Your task:
Reproduce all of the data word for word.

* BEGIN *

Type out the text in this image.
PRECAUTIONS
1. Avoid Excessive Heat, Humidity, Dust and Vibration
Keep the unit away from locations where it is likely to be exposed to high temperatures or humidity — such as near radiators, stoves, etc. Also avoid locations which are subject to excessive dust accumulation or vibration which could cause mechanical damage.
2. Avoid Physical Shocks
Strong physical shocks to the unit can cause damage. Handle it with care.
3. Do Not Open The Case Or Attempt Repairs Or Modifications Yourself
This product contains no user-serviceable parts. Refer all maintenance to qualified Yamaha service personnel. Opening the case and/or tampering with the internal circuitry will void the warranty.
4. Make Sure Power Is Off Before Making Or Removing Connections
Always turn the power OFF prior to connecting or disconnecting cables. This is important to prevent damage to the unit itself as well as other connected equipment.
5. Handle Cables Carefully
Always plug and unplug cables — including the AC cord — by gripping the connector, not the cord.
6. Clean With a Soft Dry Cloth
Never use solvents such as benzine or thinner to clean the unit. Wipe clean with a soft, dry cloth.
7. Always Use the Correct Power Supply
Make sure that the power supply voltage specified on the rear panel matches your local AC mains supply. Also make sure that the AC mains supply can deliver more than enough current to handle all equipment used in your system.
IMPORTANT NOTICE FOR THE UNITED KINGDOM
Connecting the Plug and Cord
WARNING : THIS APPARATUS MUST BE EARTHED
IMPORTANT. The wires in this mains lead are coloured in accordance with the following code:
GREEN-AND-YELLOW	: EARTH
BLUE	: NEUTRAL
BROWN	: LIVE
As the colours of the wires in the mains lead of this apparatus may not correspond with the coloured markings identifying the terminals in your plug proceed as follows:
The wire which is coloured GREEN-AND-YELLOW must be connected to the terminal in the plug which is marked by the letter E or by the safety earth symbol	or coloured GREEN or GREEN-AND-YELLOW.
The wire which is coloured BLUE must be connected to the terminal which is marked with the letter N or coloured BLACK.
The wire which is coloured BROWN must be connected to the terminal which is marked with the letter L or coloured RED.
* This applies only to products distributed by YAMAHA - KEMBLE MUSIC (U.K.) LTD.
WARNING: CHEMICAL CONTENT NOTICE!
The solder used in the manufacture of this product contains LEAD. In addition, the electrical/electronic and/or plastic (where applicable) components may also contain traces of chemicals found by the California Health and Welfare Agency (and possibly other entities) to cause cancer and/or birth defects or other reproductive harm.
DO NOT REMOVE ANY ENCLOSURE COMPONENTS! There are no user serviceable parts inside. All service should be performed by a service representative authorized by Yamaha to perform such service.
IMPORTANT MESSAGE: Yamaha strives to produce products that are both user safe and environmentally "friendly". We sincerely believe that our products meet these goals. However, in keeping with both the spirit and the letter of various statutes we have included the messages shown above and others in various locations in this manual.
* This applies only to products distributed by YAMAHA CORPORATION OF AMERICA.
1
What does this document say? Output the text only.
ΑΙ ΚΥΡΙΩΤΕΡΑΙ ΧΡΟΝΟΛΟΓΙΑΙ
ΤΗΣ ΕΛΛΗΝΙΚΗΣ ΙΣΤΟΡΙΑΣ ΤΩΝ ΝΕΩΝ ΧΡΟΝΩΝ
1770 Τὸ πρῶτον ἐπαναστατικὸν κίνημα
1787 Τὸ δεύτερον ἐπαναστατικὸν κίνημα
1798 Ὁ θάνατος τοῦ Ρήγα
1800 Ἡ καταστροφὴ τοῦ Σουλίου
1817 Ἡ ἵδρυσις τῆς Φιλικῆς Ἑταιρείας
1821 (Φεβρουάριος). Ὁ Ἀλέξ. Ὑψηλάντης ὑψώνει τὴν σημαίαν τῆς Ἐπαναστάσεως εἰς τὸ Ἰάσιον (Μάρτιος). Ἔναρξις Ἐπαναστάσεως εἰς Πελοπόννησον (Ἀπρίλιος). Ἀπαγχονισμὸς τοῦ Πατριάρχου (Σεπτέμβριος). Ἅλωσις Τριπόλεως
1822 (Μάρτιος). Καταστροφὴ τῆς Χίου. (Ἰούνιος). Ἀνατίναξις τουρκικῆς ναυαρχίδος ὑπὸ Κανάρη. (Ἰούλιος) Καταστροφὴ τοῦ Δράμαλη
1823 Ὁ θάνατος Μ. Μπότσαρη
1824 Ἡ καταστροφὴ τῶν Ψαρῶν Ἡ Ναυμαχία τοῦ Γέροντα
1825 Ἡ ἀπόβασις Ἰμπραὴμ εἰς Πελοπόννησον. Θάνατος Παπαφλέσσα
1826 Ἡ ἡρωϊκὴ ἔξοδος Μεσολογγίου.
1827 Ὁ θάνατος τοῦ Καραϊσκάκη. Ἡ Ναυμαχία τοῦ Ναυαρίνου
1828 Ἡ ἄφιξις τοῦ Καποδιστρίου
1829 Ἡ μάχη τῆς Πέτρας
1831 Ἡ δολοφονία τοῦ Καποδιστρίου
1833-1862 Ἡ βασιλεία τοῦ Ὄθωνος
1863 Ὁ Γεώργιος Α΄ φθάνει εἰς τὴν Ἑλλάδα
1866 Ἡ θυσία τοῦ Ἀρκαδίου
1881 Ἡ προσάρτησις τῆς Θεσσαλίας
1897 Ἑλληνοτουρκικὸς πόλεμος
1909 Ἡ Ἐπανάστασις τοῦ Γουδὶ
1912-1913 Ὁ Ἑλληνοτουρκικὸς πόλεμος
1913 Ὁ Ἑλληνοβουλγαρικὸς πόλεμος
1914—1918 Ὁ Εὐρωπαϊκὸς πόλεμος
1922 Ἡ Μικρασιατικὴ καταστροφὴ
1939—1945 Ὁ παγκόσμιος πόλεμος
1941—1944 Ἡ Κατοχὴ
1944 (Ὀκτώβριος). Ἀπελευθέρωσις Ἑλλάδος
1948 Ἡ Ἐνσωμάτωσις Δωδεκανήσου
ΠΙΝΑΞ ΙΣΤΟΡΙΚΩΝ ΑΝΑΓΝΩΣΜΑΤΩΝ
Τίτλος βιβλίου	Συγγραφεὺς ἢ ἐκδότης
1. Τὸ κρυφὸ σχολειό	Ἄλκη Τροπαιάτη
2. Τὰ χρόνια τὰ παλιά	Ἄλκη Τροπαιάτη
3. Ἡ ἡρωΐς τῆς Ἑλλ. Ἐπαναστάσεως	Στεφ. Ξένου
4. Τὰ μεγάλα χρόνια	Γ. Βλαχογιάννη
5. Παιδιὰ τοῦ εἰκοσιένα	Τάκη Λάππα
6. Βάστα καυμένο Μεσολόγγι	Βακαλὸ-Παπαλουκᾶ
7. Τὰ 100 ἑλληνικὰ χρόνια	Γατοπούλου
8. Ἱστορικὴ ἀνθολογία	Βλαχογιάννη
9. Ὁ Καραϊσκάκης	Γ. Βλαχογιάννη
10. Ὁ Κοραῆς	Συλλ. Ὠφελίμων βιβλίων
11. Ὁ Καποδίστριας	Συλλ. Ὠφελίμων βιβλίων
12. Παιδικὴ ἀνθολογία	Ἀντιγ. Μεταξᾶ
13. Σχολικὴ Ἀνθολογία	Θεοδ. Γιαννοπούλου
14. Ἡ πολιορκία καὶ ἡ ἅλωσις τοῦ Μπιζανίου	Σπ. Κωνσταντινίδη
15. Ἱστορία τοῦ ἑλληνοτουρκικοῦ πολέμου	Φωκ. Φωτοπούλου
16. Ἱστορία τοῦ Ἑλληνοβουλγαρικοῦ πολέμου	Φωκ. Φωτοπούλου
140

* END *

Solution for this exercise:
Type out the text in this image.
PRECAUTIONS
1. Avoid Excessive Heat, Humidity, Dust and Vibration
Keep the unit away from locations where it is likely to be exposed to high temperatures or humidity — such as near radiators, stoves, etc. Also avoid locations which are subject to excessive dust accumulation or vibration which could cause mechanical damage.
2. Avoid Physical Shocks
Strong physical shocks to the unit can cause damage. Handle it with care.
3. Do Not Open The Case Or Attempt Repairs Or Modifications Yourself
This product contains no user-serviceable parts. Refer all maintenance to qualified Yamaha service personnel. Opening the case and/or tampering with the internal circuitry will void the warranty.
4. Make Sure Power Is Off Before Making Or Removing Connections
Always turn the power OFF prior to connecting or disconnecting cables. This is important to prevent damage to the unit itself as well as other connected equipment.
5. Handle Cables Carefully
Always plug and unplug cables — including the AC cord — by gripping the connector, not the cord.
6. Clean With a Soft Dry Cloth
Never use solvents such as benzine or thinner to clean the unit. Wipe clean with a soft, dry cloth.
7. Always Use the Correct Power Supply
Make sure that the power supply voltage specified on the rear panel matches your local AC mains supply. Also make sure that the AC mains supply can deliver more than enough current to handle all equipment used in your system.
IMPORTANT NOTICE FOR THE UNITED KINGDOM
Connecting the Plug and Cord
WARNING : THIS APPARATUS MUST BE EARTHED
IMPORTANT. The wires in this mains lead are coloured in accordance with the following code:
GREEN-AND-YELLOW	: EARTH
BLUE	: NEUTRAL
BROWN	: LIVE
As the colours of the wires in the mains lead of this apparatus may not correspond with the coloured markings identifying the terminals in your plug proceed as follows:
The wire which is coloured GREEN-AND-YELLOW must be connected to the terminal in the plug which is marked by the letter E or by the safety earth symbol	or coloured GREEN or GREEN-AND-YELLOW.
The wire which is coloured BLUE must be connected to the terminal which is marked with the letter N or coloured BLACK.
The wire which is coloured BROWN must be connected to the terminal which is marked with the letter L or coloured RED.
* This applies only to products distributed by YAMAHA - KEMBLE MUSIC (U.K.) LTD.
WARNING: CHEMICAL CONTENT NOTICE!
The solder used in the manufacture of this product contains LEAD. In addition, the electrical/electronic and/or plastic (where applicable) components may also contain traces of chemicals found by the California Health and Welfare Agency (and possibly other entities) to cause cancer and/or birth defects or other reproductive harm.
DO NOT REMOVE ANY ENCLOSURE COMPONENTS! There are no user serviceable parts inside. All service should be performed by a service representative authorized by Yamaha to perform such service.
IMPORTANT MESSAGE: Yamaha strives to produce products that are both user safe and environmentally "friendly". We sincerely believe that our products meet these goals. However, in keeping with both the spirit and the letter of various statutes we have included the messages shown above and others in various locations in this manual.
* This applies only to products distributed by YAMAHA CORPORATION OF AMERICA.
1
What does this document say? Output the text only.
ΑΙ ΚΥΡΙΩΤΕΡΑΙ ΧΡΟΝΟΛΟΓΙΑΙ
ΤΗΣ ΕΛΛΗΝΙΚΗΣ ΙΣΤΟΡΙΑΣ ΤΩΝ ΝΕΩΝ ΧΡΟΝΩΝ
1770 Τὸ πρῶτον ἐπαναστατικὸν κίνημα
1787 Τὸ δεύτερον ἐπαναστατικὸν κίνημα
1798 Ὁ θάνατος τοῦ Ρήγα
1800 Ἡ καταστροφὴ τοῦ Σουλίου
1817 Ἡ ἵδρυσις τῆς Φιλικῆς Ἑταιρείας
1821 (Φεβρουάριος). Ὁ Ἀλέξ. Ὑψηλάντης ὑψώνει τὴν σημαίαν τῆς Ἐπαναστάσεως εἰς τὸ Ἰάσιον (Μάρτιος). Ἔναρξις Ἐπαναστάσεως εἰς Πελοπόννησον (Ἀπρίλιος). Ἀπαγχονισμὸς τοῦ Πατριάρχου (Σεπτέμβριος). Ἅλωσις Τριπόλεως
1822 (Μάρτιος). Καταστροφὴ τῆς Χίου. (Ἰούνιος). Ἀνατίναξις τουρκικῆς ναυαρχίδος ὑπὸ Κανάρη. (Ἰούλιος) Καταστροφὴ τοῦ Δράμαλη
1823 Ὁ θάνατος Μ. Μπότσαρη
1824 Ἡ καταστροφὴ τῶν Ψαρῶν Ἡ Ναυμαχία τοῦ Γέροντα
1825 Ἡ ἀπόβασις Ἰμπραὴμ εἰς Πελοπόννησον. Θάνατος Παπαφλέσσα
1826 Ἡ ἡρωϊκὴ ἔξοδος Μεσολογγίου.
1827 Ὁ θάνατος τοῦ Καραϊσκάκη. Ἡ Ναυμαχία τοῦ Ναυαρίνου
1828 Ἡ ἄφιξις τοῦ Καποδιστρίου
1829 Ἡ μάχη τῆς Πέτρας
1831 Ἡ δολοφονία τοῦ Καποδιστρίου
1833-1862 Ἡ βασιλεία τοῦ Ὄθωνος
1863 Ὁ Γεώργιος Α΄ φθάνει εἰς τὴν Ἑλλάδα
1866 Ἡ θυσία τοῦ Ἀρκαδίου
1881 Ἡ προσάρτησις τῆς Θεσσαλίας
1897 Ἑλληνοτουρκικὸς πόλεμος
1909 Ἡ Ἐπανάστασις τοῦ Γουδὶ
1912-1913 Ὁ Ἑλληνοτουρκικὸς πόλεμος
1913 Ὁ Ἑλληνοβουλγαρικὸς πόλεμος
1914—1918 Ὁ Εὐρωπαϊκὸς πόλεμος
1922 Ἡ Μικρασιατικὴ καταστροφὴ
1939—1945 Ὁ παγκόσμιος πόλεμος
1941—1944 Ἡ Κατοχὴ
1944 (Ὀκτώβριος). Ἀπελευθέρωσις Ἑλλάδος
1948 Ἡ Ἐνσωμάτωσις Δωδεκανήσου
ΠΙΝΑΞ ΙΣΤΟΡΙΚΩΝ ΑΝΑΓΝΩΣΜΑΤΩΝ
Τίτλος βιβλίου	Συγγραφεὺς ἢ ἐκδότης
1. Τὸ κρυφὸ σχολειό	Ἄλκη Τροπαιάτη
2. Τὰ χρόνια τὰ παλιά	Ἄλκη Τροπαιάτη
3. Ἡ ἡρωΐς τῆς Ἑλλ. Ἐπαναστάσεως	Στεφ. Ξένου
4. Τὰ μεγάλα χρόνια	Γ. Βλαχογιάννη
5. Παιδιὰ τοῦ εἰκοσιένα	Τάκη Λάππα
6. Βάστα καυμένο Μεσολόγγι	Βακαλὸ-Παπαλουκᾶ
7. Τὰ 100 ἑλληνικὰ χρόνια	Γατοπούλου
8. Ἱστορικὴ ἀνθολογία	Βλαχογιάννη
9. Ὁ Καραϊσκάκης	Γ. Βλαχογιάννη
10. Ὁ Κοραῆς	Συλλ. Ὠφελίμων βιβλίων
11. Ὁ Καποδίστριας	Συλλ. Ὠφελίμων βιβλίων
12. Παιδικὴ ἀνθολογία	Ἀντιγ. Μεταξᾶ
13. Σχολικὴ Ἀνθολογία	Θεοδ. Γιαννοπούλου
14. Ἡ πολιορκία καὶ ἡ ἅλωσις τοῦ Μπιζανίου	Σπ. Κωνσταντινίδη
15. Ἱστορία τοῦ ἑλληνοτουρκικοῦ πολέμου	Φωκ. Φωτοπούλου
16. Ἱστορία τοῦ Ἑλληνοβουλγαρικοῦ πολέμου	Φωκ. Φωτοπούλου
140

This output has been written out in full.